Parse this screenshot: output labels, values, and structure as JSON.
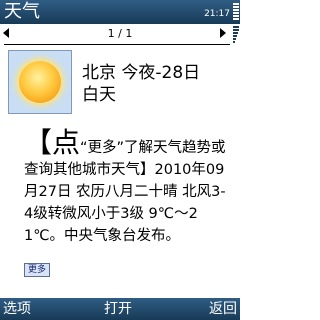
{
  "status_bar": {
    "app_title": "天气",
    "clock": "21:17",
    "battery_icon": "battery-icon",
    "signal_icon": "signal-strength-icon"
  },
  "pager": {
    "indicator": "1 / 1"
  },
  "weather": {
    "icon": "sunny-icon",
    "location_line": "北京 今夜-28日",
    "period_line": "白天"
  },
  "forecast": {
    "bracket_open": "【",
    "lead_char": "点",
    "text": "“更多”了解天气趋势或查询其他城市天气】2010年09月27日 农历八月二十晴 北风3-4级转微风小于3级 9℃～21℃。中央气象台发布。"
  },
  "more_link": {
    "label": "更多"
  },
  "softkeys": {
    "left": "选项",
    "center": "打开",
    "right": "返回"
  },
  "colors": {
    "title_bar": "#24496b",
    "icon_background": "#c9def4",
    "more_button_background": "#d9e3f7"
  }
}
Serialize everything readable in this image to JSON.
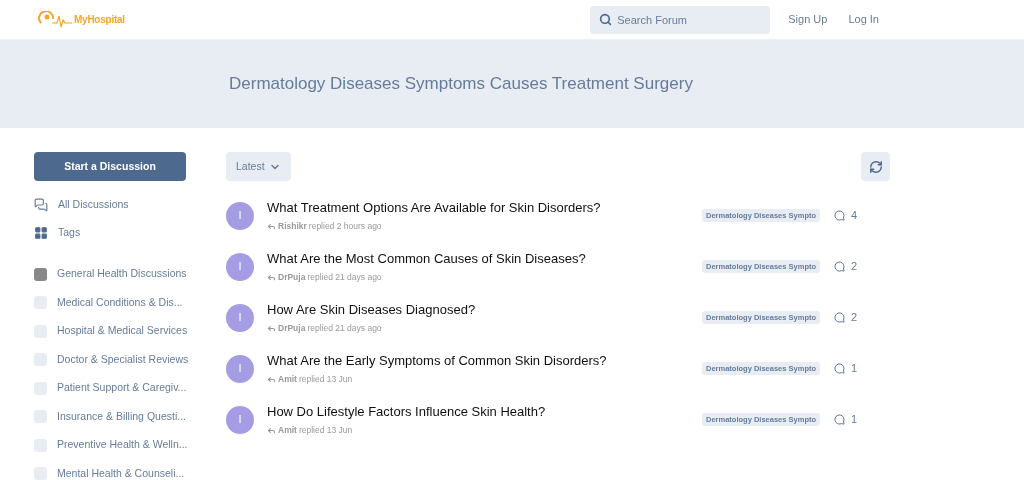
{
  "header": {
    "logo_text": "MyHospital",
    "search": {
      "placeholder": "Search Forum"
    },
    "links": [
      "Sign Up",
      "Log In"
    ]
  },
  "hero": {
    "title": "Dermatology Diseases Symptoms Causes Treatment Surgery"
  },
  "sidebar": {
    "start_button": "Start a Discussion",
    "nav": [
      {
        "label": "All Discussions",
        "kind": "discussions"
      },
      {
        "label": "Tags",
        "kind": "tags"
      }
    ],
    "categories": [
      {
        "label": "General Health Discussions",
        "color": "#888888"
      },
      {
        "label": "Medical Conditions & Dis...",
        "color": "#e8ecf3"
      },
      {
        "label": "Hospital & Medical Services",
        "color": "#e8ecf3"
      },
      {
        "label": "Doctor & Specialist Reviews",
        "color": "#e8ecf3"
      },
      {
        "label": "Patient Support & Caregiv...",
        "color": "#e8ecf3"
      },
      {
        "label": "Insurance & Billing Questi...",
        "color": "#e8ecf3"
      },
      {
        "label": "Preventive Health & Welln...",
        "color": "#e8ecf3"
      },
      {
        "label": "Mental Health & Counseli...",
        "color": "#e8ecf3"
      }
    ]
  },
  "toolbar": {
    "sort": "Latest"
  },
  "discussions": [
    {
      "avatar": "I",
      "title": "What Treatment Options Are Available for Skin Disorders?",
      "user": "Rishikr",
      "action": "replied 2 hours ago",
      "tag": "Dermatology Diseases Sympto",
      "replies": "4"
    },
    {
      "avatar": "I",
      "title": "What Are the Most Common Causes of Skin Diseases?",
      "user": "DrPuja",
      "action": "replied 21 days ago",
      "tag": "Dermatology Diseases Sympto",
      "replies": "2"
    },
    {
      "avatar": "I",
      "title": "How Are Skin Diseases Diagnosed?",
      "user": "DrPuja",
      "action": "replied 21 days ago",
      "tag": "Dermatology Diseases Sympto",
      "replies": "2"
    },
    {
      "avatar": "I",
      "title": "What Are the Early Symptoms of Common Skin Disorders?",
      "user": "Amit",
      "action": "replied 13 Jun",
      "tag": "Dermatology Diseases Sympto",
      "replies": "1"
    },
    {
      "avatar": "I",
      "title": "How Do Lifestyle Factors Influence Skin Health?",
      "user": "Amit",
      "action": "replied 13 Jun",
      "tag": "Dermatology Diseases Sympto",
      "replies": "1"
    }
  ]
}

> _What the task asks_: Do not include images; quote all of the entries above exactly.

> _Full output_:
Parse this screenshot: output labels, values, and structure as JSON.
{
  "status_bar": {
    "app_title": "天气",
    "clock": "21:17",
    "battery_icon": "battery-icon",
    "signal_icon": "signal-strength-icon"
  },
  "pager": {
    "indicator": "1 / 1"
  },
  "weather": {
    "icon": "sunny-icon",
    "location_line": "北京 今夜-28日",
    "period_line": "白天"
  },
  "forecast": {
    "bracket_open": "【",
    "lead_char": "点",
    "text": "“更多”了解天气趋势或查询其他城市天气】2010年09月27日 农历八月二十晴 北风3-4级转微风小于3级 9℃～21℃。中央气象台发布。"
  },
  "more_link": {
    "label": "更多"
  },
  "softkeys": {
    "left": "选项",
    "center": "打开",
    "right": "返回"
  },
  "colors": {
    "title_bar": "#24496b",
    "icon_background": "#c9def4",
    "more_button_background": "#d9e3f7"
  }
}
Serialize everything readable in this image to JSON.
{
  "header": {
    "logo_text": "MyHospital",
    "search": {
      "placeholder": "Search Forum"
    },
    "links": [
      "Sign Up",
      "Log In"
    ]
  },
  "hero": {
    "title": "Dermatology Diseases Symptoms Causes Treatment Surgery"
  },
  "sidebar": {
    "start_button": "Start a Discussion",
    "nav": [
      {
        "label": "All Discussions",
        "kind": "discussions"
      },
      {
        "label": "Tags",
        "kind": "tags"
      }
    ],
    "categories": [
      {
        "label": "General Health Discussions",
        "color": "#888888"
      },
      {
        "label": "Medical Conditions & Dis...",
        "color": "#e8ecf3"
      },
      {
        "label": "Hospital & Medical Services",
        "color": "#e8ecf3"
      },
      {
        "label": "Doctor & Specialist Reviews",
        "color": "#e8ecf3"
      },
      {
        "label": "Patient Support & Caregiv...",
        "color": "#e8ecf3"
      },
      {
        "label": "Insurance & Billing Questi...",
        "color": "#e8ecf3"
      },
      {
        "label": "Preventive Health & Welln...",
        "color": "#e8ecf3"
      },
      {
        "label": "Mental Health & Counseli...",
        "color": "#e8ecf3"
      }
    ]
  },
  "toolbar": {
    "sort": "Latest"
  },
  "discussions": [
    {
      "avatar": "I",
      "title": "What Treatment Options Are Available for Skin Disorders?",
      "user": "Rishikr",
      "action": "replied 2 hours ago",
      "tag": "Dermatology Diseases Sympto",
      "replies": "4"
    },
    {
      "avatar": "I",
      "title": "What Are the Most Common Causes of Skin Diseases?",
      "user": "DrPuja",
      "action": "replied 21 days ago",
      "tag": "Dermatology Diseases Sympto",
      "replies": "2"
    },
    {
      "avatar": "I",
      "title": "How Are Skin Diseases Diagnosed?",
      "user": "DrPuja",
      "action": "replied 21 days ago",
      "tag": "Dermatology Diseases Sympto",
      "replies": "2"
    },
    {
      "avatar": "I",
      "title": "What Are the Early Symptoms of Common Skin Disorders?",
      "user": "Amit",
      "action": "replied 13 Jun",
      "tag": "Dermatology Diseases Sympto",
      "replies": "1"
    },
    {
      "avatar": "I",
      "title": "How Do Lifestyle Factors Influence Skin Health?",
      "user": "Amit",
      "action": "replied 13 Jun",
      "tag": "Dermatology Diseases Sympto",
      "replies": "1"
    }
  ]
}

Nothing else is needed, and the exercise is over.